Task requirements: Copy all the material that follows, keeping every character the same.

Saved entries:
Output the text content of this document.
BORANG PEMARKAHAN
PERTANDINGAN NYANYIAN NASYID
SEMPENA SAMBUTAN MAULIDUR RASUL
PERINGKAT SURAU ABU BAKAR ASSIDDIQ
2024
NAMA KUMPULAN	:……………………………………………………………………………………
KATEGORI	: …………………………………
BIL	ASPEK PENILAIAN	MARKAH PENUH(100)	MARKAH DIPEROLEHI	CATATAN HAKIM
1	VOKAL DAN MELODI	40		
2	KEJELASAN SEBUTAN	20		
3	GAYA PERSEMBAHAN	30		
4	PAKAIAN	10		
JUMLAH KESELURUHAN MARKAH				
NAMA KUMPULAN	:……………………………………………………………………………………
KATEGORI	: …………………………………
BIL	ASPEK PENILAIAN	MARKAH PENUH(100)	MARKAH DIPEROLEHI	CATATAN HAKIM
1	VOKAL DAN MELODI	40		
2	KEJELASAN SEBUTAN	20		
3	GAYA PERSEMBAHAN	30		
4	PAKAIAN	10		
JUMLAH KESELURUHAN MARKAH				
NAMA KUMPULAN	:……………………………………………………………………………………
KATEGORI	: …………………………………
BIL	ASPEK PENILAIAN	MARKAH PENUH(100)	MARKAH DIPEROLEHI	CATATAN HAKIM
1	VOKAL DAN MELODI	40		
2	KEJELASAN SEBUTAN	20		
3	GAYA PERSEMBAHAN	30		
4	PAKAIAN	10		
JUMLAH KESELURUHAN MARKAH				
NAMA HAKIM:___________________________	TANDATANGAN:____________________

Solution:
Output the text content of this document.
BORANG PEMARKAHAN
PERTANDINGAN NYANYIAN NASYID
SEMPENA SAMBUTAN MAULIDUR RASUL
PERINGKAT SURAU ABU BAKAR ASSIDDIQ
2024
NAMA KUMPULAN	:……………………………………………………………………………………
KATEGORI	: …………………………………
BIL	ASPEK PENILAIAN	MARKAH PENUH(100)	MARKAH DIPEROLEHI	CATATAN HAKIM
1	VOKAL DAN MELODI	40		
2	KEJELASAN SEBUTAN	20		
3	GAYA PERSEMBAHAN	30		
4	PAKAIAN	10		
JUMLAH KESELURUHAN MARKAH				
NAMA KUMPULAN	:……………………………………………………………………………………
KATEGORI	: …………………………………
BIL	ASPEK PENILAIAN	MARKAH PENUH(100)	MARKAH DIPEROLEHI	CATATAN HAKIM
1	VOKAL DAN MELODI	40		
2	KEJELASAN SEBUTAN	20		
3	GAYA PERSEMBAHAN	30		
4	PAKAIAN	10		
JUMLAH KESELURUHAN MARKAH				
NAMA KUMPULAN	:……………………………………………………………………………………
KATEGORI	: …………………………………
BIL	ASPEK PENILAIAN	MARKAH PENUH(100)	MARKAH DIPEROLEHI	CATATAN HAKIM
1	VOKAL DAN MELODI	40		
2	KEJELASAN SEBUTAN	20		
3	GAYA PERSEMBAHAN	30		
4	PAKAIAN	10		
JUMLAH KESELURUHAN MARKAH				
NAMA HAKIM:___________________________	TANDATANGAN:____________________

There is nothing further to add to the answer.